• _STATED TASK_: The exercise asks you to copy every line below in which "screenshot" appears.

[start of RECORDS PROVIDED]

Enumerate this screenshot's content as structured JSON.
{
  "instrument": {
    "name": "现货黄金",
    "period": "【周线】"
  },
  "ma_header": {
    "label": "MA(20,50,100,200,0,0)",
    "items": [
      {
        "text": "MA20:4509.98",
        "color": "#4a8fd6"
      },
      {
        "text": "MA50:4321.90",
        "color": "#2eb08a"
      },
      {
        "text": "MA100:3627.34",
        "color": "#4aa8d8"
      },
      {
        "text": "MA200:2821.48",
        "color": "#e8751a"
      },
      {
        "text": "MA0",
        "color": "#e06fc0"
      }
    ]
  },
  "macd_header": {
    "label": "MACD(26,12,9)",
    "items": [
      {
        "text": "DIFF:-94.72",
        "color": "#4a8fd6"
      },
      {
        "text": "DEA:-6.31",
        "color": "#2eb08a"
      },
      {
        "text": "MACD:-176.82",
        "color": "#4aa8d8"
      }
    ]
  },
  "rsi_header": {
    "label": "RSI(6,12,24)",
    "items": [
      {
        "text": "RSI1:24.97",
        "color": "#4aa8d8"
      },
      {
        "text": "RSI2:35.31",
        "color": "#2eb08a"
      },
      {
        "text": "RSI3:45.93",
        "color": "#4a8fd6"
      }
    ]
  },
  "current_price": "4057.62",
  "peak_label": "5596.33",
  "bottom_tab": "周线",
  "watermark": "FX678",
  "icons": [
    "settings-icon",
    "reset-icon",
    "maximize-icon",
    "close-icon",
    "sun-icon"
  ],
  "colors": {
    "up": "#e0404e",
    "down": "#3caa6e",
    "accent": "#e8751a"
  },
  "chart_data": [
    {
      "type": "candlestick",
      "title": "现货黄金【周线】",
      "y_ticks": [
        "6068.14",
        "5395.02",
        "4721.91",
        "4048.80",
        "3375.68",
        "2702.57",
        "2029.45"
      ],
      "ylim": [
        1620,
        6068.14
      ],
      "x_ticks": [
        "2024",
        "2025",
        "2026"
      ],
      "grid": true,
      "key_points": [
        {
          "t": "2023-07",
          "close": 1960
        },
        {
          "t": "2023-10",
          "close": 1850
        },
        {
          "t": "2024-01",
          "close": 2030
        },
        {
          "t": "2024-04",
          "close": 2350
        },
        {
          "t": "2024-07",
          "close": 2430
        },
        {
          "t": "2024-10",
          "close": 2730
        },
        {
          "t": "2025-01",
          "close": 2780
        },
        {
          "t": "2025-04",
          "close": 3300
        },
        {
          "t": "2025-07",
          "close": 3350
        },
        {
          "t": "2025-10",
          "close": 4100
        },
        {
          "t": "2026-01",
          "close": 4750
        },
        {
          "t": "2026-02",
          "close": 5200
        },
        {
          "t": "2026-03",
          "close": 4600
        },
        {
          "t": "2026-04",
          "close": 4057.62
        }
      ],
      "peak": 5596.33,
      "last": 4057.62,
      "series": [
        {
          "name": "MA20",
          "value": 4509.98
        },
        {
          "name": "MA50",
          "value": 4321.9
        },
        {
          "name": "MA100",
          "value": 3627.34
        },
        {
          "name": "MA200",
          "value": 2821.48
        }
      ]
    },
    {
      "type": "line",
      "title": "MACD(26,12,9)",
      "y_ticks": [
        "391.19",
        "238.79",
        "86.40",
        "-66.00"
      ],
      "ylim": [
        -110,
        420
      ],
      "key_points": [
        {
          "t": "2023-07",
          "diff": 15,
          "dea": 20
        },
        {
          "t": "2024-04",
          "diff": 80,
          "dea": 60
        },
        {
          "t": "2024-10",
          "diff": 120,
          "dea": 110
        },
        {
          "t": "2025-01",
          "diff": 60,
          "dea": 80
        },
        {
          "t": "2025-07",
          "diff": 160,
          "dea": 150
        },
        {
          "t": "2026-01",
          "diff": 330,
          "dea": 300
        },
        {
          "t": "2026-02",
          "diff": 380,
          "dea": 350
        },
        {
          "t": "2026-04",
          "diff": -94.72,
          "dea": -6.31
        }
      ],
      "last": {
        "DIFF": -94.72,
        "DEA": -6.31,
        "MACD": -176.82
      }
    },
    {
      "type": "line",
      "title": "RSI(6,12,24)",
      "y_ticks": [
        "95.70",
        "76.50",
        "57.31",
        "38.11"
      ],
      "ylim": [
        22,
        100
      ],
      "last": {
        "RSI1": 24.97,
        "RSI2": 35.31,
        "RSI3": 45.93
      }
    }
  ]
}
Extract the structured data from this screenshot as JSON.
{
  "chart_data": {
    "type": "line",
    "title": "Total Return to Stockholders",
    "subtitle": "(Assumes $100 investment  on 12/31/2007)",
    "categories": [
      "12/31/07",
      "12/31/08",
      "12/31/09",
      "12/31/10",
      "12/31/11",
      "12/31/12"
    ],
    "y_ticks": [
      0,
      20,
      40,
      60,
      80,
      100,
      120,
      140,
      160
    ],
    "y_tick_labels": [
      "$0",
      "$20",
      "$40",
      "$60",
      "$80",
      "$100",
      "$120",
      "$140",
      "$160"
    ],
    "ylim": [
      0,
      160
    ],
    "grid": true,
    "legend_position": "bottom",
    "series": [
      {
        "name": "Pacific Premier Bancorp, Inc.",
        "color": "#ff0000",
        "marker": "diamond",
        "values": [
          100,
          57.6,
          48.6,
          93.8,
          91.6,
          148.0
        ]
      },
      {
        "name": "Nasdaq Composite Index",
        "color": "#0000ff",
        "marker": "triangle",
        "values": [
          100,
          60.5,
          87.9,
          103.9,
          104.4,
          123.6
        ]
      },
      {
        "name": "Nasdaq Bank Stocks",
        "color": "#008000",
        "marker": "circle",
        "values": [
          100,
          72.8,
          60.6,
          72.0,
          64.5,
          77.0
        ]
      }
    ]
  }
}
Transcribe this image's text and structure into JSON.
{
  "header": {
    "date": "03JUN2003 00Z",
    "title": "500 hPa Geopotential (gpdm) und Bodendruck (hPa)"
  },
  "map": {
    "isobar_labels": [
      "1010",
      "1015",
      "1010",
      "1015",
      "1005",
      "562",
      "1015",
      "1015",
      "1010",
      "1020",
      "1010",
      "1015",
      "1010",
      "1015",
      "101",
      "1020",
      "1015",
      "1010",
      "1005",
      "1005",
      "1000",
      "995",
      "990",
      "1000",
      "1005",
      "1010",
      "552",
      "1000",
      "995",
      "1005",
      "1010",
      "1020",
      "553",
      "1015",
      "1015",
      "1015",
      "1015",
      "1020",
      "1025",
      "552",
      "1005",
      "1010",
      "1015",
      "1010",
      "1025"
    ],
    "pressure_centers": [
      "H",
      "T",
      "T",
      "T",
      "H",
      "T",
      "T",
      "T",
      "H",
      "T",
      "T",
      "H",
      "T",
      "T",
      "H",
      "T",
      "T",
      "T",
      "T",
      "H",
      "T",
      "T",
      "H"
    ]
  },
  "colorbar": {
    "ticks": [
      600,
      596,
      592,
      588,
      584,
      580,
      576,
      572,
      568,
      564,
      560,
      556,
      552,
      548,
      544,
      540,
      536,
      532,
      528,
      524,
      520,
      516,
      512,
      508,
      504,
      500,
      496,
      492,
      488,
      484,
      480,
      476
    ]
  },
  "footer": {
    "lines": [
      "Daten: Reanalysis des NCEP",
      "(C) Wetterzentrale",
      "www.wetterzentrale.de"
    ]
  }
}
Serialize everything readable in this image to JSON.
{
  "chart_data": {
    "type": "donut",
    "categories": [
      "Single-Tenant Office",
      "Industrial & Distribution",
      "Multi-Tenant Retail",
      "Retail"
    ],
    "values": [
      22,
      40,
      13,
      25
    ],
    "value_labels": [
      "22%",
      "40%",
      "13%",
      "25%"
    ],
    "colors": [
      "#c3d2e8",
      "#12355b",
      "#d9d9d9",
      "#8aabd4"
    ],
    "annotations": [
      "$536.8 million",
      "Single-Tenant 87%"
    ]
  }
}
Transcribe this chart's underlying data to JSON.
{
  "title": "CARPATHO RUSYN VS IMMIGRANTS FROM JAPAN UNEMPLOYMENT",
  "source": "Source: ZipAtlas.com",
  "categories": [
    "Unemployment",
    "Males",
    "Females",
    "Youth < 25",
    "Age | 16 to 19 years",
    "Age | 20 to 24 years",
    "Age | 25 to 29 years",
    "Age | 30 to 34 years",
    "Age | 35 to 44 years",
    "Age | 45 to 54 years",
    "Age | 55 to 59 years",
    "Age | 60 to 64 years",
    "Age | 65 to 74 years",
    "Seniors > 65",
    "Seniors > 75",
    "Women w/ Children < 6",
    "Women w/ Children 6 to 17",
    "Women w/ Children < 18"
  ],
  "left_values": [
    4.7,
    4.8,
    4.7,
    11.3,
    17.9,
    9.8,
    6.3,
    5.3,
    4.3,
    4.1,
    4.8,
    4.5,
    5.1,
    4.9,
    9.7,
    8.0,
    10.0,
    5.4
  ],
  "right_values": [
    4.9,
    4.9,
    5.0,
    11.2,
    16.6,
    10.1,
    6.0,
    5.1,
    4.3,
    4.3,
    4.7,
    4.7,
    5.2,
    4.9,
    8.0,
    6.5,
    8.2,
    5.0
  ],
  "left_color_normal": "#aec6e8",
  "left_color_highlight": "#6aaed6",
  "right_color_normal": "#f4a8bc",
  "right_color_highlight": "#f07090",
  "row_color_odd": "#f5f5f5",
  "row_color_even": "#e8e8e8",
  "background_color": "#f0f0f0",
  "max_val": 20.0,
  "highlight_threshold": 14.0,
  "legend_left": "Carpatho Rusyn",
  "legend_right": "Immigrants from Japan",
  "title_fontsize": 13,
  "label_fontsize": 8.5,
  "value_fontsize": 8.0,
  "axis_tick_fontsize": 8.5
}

[end of RECORDS PROVIDED]

• _RESULT_:
Enumerate this screenshot's content as structured JSON.
Extract the structured data from this screenshot as JSON.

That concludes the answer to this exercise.